%%

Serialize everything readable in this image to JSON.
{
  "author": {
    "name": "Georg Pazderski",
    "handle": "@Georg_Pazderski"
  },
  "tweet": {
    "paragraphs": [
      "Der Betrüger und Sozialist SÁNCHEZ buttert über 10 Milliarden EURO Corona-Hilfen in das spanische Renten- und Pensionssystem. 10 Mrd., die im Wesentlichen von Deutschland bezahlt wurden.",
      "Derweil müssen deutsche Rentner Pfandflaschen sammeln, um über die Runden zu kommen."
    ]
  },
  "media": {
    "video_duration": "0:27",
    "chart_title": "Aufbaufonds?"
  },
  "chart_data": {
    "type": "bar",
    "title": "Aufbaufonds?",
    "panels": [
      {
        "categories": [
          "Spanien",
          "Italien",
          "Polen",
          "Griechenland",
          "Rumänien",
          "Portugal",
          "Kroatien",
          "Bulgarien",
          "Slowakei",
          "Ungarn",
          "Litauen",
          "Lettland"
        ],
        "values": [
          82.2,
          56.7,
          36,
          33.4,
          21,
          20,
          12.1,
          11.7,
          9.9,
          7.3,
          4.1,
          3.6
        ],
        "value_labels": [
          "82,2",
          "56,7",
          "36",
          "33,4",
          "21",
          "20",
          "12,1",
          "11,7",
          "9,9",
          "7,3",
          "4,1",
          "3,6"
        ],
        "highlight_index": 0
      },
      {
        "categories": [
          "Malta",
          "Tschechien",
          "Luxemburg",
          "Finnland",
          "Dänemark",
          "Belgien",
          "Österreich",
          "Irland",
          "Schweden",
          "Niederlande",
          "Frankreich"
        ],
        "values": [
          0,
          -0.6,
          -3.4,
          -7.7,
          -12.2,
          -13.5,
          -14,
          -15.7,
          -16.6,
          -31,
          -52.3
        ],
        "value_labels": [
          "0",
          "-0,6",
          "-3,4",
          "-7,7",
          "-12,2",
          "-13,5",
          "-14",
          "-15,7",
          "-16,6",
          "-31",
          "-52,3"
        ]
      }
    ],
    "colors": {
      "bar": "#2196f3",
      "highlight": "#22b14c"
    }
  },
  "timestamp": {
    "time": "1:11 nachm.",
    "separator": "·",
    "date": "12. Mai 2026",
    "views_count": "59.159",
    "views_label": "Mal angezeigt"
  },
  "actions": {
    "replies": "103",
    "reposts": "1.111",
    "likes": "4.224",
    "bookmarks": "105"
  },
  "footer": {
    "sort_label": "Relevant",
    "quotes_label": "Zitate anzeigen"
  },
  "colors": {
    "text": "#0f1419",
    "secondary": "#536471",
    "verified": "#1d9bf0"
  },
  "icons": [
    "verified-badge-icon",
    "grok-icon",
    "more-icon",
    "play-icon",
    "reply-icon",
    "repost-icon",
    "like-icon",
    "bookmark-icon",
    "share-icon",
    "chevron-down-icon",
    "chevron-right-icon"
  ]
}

%%

**Description of the task**
Say, as a single number and nothing more, how many lines of the entries contain the word "über".

**Response to this exercise**
2